* **Problem requirements**: Copy out every one of the following lines verbatim, in the order given, with each character and number unchanged.

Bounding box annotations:

** start **

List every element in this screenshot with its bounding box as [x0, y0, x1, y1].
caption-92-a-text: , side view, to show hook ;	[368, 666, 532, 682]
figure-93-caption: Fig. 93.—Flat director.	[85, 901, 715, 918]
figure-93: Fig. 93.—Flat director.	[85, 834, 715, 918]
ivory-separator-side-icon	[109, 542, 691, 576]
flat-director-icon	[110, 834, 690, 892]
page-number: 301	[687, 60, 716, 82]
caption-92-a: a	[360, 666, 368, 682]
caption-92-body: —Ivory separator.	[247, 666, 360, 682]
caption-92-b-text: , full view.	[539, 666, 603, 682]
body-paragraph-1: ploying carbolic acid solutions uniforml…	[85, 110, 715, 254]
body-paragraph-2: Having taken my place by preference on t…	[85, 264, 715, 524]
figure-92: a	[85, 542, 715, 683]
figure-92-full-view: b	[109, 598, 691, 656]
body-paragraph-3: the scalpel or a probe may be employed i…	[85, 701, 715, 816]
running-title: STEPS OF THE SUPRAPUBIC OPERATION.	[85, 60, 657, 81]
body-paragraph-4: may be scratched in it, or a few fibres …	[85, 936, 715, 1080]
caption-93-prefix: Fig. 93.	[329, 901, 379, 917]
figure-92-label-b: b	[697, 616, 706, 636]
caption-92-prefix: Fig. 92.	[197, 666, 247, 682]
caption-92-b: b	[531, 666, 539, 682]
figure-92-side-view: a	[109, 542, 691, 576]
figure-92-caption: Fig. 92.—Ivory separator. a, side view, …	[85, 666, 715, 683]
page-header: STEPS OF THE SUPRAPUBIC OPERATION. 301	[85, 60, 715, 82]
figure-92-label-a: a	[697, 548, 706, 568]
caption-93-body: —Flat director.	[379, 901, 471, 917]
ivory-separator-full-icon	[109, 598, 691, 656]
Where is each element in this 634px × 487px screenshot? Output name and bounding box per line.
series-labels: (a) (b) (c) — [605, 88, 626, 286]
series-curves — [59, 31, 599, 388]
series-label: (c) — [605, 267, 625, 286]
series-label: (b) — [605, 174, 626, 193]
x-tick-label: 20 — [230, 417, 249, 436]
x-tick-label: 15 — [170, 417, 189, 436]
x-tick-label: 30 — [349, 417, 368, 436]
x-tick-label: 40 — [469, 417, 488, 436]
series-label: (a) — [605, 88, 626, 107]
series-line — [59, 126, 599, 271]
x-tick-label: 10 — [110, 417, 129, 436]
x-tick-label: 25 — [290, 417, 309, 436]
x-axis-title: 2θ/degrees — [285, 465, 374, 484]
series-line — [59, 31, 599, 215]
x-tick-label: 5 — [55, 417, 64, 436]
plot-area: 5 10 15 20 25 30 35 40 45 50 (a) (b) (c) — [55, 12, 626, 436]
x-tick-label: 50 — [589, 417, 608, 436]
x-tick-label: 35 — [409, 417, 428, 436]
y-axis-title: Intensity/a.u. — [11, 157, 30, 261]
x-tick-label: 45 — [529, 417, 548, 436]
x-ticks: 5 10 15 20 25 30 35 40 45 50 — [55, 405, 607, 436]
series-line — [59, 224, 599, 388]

** end **

* **Output**:
List every element in this screenshot with its bounding box as [x0, y0, x1, y1].
caption-92-a-text: , side view, to show hook ;	[368, 666, 532, 682]
figure-93-caption: Fig. 93.—Flat director.	[85, 901, 715, 918]
figure-93: Fig. 93.—Flat director.	[85, 834, 715, 918]
ivory-separator-side-icon	[109, 542, 691, 576]
flat-director-icon	[110, 834, 690, 892]
page-number: 301	[687, 60, 716, 82]
caption-92-a: a	[360, 666, 368, 682]
caption-92-body: —Ivory separator.	[247, 666, 360, 682]
caption-92-b-text: , full view.	[539, 666, 603, 682]
body-paragraph-1: ploying carbolic acid solutions uniforml…	[85, 110, 715, 254]
body-paragraph-2: Having taken my place by preference on t…	[85, 264, 715, 524]
figure-92: a	[85, 542, 715, 683]
figure-92-full-view: b	[109, 598, 691, 656]
body-paragraph-3: the scalpel or a probe may be employed i…	[85, 701, 715, 816]
running-title: STEPS OF THE SUPRAPUBIC OPERATION.	[85, 60, 657, 81]
body-paragraph-4: may be scratched in it, or a few fibres …	[85, 936, 715, 1080]
caption-93-prefix: Fig. 93.	[329, 901, 379, 917]
figure-92-label-b: b	[697, 616, 706, 636]
caption-92-prefix: Fig. 92.	[197, 666, 247, 682]
caption-92-b: b	[531, 666, 539, 682]
figure-92-side-view: a	[109, 542, 691, 576]
figure-92-caption: Fig. 92.—Ivory separator. a, side view, …	[85, 666, 715, 683]
page-header: STEPS OF THE SUPRAPUBIC OPERATION. 301	[85, 60, 715, 82]
figure-92-label-a: a	[697, 548, 706, 568]
caption-93-body: —Flat director.	[379, 901, 471, 917]
ivory-separator-full-icon	[109, 598, 691, 656]
Where is each element in this 634px × 487px screenshot? Output name and bounding box per line.
series-labels: (a) (b) (c) — [605, 88, 626, 286]
series-curves — [59, 31, 599, 388]
series-label: (c) — [605, 267, 625, 286]
series-label: (b) — [605, 174, 626, 193]
x-tick-label: 20 — [230, 417, 249, 436]
x-tick-label: 15 — [170, 417, 189, 436]
x-tick-label: 30 — [349, 417, 368, 436]
x-tick-label: 40 — [469, 417, 488, 436]
series-label: (a) — [605, 88, 626, 107]
series-line — [59, 126, 599, 271]
x-tick-label: 10 — [110, 417, 129, 436]
x-tick-label: 25 — [290, 417, 309, 436]
x-axis-title: 2θ/degrees — [285, 465, 374, 484]
series-line — [59, 31, 599, 215]
x-tick-label: 5 — [55, 417, 64, 436]
plot-area: 5 10 15 20 25 30 35 40 45 50 (a) (b) (c) — [55, 12, 626, 436]
x-tick-label: 50 — [589, 417, 608, 436]
x-tick-label: 35 — [409, 417, 428, 436]
y-axis-title: Intensity/a.u. — [11, 157, 30, 261]
x-tick-label: 45 — [529, 417, 548, 436]
x-ticks: 5 10 15 20 25 30 35 40 45 50 — [55, 405, 607, 436]
series-line — [59, 224, 599, 388]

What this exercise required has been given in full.